_SUPPLIED PASSAGE_

· · · ·

        2 years ago

        That's 30% of rentals being owned by non-"Mom and Pops", not 30% owned by BlackRock. Again, fuck BlackRock, but also, they are only a part of a much larger problem.

        • plinky [he/him]
          ·
          2 years ago

          I mean blackrock is kinda encompassing placeholder, but you’re right that libs will pinnochio you over this. Tbh mom and pops could own what, 200 rentals, and be mom and pop slumlords?

          • mkultrawide [any]
            ·
            edit-2
            2 years ago

            Most classifications I have seen classify a "mom and pop" landlord as someone who owns 10 or less units in their name (meaning not an LLC).

            This is really about aggregate effects. One of these mom and pop investors doesn't have much of an effect on the market. But a couple thousand of them in a mid-sized city each trying buy up a couple houses or condos to rent out or put on AirBnB artificially increases demand, and thus housing prices increaae. And that increased cost to purchase means that's rents are going to go up as a result. Liberals absolutely hate to acknowledge that and will get real fucking pissy when you point out that their little AirBnB side hustle is hurting other people, and they don't think anything should be done about it. I always use the analogy that just because Hitler did the Holocaust wouldn't make it OK for you to go out and murder a single person. They don't like that analogy for whatever reason lol.

            • JuneFall [none/use name]
              ·
              2 years ago

              Thanks for the clarification.

              I only have 9 flats I rent out sounds a lot like they are enshrined in being landlords.

              Besides Blackrock and Co drive the market up and others follow.

· · · ·

_DATA SHOWN_
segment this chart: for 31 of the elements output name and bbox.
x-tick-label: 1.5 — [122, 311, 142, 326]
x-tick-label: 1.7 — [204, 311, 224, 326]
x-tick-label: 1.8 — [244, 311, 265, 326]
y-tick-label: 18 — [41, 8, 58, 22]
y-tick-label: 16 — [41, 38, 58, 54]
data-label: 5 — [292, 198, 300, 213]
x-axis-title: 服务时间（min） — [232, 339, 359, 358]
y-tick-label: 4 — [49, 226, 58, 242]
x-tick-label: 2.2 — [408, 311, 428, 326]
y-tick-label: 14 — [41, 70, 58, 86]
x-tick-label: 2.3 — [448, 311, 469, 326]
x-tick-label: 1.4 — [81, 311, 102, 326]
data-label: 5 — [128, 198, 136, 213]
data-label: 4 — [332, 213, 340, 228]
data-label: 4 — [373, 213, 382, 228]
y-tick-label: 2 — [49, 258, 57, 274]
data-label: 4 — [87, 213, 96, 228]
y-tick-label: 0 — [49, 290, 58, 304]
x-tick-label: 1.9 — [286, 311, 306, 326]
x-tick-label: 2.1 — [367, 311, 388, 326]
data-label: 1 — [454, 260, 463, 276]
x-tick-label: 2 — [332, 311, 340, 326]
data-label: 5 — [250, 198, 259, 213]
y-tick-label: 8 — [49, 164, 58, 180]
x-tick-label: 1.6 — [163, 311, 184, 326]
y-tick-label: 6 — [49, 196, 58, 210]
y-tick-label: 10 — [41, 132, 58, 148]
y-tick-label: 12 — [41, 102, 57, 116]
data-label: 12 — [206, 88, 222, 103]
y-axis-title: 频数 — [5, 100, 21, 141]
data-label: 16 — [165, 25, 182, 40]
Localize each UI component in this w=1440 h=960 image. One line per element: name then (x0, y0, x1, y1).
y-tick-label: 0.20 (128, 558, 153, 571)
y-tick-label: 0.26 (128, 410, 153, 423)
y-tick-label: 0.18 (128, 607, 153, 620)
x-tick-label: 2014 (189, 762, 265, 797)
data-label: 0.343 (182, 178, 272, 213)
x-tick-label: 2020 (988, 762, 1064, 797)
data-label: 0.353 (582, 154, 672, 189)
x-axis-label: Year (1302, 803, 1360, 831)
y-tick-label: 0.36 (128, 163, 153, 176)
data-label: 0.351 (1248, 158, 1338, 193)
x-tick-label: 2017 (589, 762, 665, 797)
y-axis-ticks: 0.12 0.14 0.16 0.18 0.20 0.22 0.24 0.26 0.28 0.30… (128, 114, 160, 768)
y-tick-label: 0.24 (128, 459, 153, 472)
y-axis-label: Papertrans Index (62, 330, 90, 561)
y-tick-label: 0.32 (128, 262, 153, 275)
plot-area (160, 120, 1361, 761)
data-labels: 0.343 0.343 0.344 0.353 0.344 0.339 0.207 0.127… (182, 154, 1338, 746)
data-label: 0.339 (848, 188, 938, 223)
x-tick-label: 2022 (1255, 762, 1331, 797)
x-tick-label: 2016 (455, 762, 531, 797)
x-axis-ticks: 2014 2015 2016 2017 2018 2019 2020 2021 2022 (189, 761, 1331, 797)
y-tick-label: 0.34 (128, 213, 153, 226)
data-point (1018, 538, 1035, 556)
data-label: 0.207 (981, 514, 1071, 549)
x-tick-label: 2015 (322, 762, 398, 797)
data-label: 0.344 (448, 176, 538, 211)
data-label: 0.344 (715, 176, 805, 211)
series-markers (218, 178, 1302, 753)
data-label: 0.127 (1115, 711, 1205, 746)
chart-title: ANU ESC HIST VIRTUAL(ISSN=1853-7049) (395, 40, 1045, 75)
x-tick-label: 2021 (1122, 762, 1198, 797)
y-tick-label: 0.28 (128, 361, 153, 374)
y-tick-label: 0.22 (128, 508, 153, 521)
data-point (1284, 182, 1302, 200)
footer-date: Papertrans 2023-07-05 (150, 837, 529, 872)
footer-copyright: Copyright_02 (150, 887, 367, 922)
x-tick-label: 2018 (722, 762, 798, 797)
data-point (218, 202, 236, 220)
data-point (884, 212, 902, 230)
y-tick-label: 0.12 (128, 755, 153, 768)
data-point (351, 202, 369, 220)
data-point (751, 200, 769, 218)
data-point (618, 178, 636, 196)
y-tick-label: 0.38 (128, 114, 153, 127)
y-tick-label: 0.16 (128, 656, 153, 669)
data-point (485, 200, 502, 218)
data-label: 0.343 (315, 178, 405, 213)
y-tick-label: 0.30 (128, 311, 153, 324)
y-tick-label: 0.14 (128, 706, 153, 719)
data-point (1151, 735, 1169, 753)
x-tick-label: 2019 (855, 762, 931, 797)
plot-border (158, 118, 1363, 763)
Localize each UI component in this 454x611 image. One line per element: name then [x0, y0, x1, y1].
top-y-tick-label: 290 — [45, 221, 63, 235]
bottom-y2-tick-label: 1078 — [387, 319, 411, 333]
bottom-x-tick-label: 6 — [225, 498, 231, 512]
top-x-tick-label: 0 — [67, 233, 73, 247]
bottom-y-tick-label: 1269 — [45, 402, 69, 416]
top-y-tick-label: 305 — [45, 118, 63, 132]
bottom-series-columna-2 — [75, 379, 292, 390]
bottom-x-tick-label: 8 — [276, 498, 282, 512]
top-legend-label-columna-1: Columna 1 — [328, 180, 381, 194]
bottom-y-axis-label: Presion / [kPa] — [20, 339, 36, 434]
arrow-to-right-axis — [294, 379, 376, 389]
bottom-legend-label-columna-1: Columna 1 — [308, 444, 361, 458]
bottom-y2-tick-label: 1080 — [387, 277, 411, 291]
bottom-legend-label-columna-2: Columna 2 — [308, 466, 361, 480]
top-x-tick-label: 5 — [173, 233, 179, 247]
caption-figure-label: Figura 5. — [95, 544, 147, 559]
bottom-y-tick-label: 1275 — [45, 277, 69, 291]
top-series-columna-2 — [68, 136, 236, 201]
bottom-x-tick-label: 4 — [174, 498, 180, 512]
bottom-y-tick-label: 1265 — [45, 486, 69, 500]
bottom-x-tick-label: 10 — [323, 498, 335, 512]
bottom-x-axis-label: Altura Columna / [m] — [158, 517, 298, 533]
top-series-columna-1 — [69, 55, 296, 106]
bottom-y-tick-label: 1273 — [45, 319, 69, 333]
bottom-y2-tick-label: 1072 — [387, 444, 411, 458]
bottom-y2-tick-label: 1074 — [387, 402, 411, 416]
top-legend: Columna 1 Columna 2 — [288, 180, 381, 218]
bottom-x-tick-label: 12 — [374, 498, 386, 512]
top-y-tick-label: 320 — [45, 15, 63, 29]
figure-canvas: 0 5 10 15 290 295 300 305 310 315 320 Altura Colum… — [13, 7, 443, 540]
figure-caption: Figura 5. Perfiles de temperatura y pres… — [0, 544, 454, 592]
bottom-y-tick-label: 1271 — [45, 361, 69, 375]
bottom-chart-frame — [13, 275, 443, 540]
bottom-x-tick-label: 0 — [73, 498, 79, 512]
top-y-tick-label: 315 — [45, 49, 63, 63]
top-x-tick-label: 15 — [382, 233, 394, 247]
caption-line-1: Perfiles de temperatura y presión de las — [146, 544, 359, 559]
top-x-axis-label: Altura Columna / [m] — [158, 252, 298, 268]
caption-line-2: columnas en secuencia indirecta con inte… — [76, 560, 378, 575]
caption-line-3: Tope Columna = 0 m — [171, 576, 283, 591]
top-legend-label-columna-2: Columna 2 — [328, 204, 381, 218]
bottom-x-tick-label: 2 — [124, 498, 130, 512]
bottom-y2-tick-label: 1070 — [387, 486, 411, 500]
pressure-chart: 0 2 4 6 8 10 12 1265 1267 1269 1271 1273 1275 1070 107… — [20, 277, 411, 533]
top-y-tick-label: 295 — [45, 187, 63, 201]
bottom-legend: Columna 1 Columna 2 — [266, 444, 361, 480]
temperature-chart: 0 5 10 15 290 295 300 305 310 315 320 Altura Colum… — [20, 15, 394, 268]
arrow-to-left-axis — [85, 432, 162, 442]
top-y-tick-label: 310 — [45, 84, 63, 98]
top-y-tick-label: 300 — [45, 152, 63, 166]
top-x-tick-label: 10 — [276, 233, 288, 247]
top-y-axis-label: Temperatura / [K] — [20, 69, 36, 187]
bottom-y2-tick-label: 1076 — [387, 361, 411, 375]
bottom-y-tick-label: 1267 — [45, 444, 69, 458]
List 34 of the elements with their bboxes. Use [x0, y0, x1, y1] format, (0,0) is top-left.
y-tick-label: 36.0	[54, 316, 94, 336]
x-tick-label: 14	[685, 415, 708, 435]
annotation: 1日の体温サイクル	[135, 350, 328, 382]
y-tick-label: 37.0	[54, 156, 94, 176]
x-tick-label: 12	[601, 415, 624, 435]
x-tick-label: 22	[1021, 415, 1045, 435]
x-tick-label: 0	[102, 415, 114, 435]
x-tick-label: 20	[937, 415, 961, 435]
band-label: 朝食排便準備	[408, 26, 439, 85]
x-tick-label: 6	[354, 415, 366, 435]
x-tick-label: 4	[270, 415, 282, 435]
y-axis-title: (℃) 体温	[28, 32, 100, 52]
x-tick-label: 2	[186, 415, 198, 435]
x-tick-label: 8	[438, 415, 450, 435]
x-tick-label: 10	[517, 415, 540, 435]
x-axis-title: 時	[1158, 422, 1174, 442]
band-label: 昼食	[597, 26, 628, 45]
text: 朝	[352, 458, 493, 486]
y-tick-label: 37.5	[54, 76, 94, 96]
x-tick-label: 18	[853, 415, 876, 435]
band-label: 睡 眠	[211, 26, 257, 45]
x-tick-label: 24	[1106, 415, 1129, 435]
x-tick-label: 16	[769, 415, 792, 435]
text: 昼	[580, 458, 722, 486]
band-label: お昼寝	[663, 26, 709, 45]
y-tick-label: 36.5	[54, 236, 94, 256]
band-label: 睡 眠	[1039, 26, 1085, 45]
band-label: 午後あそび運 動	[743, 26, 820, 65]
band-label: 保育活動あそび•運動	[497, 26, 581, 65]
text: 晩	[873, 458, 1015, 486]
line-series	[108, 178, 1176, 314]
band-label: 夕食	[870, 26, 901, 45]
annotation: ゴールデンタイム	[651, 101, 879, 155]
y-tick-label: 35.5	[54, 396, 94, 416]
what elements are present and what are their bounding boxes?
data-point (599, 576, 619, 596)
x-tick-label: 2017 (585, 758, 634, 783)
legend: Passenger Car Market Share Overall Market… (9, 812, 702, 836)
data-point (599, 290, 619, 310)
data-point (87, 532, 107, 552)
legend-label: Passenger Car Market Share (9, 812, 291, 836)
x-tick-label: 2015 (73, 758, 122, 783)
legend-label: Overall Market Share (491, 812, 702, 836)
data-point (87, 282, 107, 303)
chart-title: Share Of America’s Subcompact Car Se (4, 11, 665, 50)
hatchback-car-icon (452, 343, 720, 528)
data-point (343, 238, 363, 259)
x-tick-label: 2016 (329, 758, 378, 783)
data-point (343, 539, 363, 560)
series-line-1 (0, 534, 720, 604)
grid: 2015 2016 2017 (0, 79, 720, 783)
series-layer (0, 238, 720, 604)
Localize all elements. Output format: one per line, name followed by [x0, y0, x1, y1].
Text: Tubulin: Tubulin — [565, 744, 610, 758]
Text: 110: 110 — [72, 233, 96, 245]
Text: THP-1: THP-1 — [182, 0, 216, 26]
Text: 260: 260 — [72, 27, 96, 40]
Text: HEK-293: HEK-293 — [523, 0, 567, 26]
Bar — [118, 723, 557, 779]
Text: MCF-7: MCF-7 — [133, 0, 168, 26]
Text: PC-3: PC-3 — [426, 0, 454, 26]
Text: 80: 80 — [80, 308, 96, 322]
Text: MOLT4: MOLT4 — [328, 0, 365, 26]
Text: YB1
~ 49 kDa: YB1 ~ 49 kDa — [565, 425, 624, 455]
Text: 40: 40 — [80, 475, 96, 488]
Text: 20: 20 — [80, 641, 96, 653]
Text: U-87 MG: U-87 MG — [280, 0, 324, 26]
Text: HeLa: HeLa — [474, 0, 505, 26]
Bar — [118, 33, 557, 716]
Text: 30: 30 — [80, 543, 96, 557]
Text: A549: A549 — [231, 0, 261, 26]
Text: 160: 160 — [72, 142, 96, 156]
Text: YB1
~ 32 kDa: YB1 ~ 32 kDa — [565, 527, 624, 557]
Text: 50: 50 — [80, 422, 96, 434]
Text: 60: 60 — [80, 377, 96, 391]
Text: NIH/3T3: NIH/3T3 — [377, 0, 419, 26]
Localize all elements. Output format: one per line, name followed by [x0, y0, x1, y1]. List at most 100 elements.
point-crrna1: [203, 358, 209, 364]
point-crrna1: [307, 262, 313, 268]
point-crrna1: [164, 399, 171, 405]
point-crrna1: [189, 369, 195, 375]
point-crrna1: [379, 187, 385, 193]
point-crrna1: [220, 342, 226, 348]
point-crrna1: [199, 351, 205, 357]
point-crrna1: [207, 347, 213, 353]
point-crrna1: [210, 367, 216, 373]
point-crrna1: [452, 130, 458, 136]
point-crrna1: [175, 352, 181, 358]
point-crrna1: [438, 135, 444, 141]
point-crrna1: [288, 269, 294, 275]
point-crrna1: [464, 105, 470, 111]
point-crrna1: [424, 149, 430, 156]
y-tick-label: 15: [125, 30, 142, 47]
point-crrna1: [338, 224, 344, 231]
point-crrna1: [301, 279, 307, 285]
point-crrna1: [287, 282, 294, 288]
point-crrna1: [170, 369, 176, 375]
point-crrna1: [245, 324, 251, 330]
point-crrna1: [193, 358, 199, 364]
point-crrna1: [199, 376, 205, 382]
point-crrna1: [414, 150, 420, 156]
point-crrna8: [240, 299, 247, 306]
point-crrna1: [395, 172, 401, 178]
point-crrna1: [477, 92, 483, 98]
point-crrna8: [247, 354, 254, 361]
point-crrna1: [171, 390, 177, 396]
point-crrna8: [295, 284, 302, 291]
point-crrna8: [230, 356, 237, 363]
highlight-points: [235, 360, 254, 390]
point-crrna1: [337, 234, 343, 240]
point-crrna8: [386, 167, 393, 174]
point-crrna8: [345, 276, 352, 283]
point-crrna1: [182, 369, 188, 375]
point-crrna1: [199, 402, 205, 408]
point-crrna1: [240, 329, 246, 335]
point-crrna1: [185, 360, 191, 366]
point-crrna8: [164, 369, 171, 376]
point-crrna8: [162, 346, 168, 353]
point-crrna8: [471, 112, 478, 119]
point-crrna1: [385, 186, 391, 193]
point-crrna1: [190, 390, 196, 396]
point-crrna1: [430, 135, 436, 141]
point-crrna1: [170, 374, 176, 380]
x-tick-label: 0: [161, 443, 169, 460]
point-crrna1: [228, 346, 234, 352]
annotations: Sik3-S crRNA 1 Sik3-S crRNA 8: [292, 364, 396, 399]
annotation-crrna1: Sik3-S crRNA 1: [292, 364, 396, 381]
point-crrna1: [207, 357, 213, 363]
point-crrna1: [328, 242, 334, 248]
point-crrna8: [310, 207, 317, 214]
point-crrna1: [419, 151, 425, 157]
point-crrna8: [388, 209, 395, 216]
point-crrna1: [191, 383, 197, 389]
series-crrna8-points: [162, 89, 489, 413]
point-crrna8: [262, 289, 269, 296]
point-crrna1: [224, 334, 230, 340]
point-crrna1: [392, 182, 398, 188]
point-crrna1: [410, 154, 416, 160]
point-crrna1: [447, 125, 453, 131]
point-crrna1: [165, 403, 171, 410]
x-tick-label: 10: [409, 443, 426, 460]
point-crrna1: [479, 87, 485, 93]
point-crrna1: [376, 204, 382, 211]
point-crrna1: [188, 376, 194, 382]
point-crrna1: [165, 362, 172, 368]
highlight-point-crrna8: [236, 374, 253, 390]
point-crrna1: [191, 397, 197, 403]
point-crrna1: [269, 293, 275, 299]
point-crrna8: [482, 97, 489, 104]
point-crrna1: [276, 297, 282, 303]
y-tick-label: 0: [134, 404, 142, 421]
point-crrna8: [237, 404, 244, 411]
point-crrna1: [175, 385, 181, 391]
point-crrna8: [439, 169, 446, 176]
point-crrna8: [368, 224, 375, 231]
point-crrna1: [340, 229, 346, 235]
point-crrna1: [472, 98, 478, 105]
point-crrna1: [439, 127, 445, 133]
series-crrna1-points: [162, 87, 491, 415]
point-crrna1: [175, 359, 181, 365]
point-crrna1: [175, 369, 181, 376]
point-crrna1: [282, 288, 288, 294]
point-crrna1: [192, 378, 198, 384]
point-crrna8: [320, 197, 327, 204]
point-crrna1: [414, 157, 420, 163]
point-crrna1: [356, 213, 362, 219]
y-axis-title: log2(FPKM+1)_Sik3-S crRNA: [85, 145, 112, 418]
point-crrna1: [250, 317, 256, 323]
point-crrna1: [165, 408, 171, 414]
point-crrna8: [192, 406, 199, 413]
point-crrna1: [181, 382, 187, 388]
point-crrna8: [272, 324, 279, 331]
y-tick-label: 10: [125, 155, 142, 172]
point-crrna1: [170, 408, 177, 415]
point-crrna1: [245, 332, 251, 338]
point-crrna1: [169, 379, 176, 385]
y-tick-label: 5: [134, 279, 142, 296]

· · · ·

_WORK TO COMPLETE_
[A] In the thread, copy the passage between "Most classifications I" and "not an LLC).", inclusive, and replace "LLC" with "limited liability company".
[B] What share of rentals does the thread say is owned by non-"Mom and Pops"?
[C] Condense the paragraph of the thread that begins "This is really about aggregate effects" into a short bulleted list of its main points.
Rely only on the thread itself.

_TASK SOLUTIONS_
[A]
Most classifications I have seen classify a "mom and pop" landlord as someone who owns 10 or less units in their name (meaning not an limited liability company).

[B] 30%

[C]
- A single "mom and pop" investor has little effect on the market.
- A couple thousand of them in a mid-sized city, each buying a few houses or condos to rent out or list on AirBnB, artificially increase demand and push housing prices up.
- Higher purchase costs lead to higher rents.
- Liberals dislike acknowledging that their AirBnB side hustles hurt others and don't think anything should be done about it.
- The writer compares this to saying the Holocaust wouldn't make it OK to murder a single person, an analogy liberals don't like.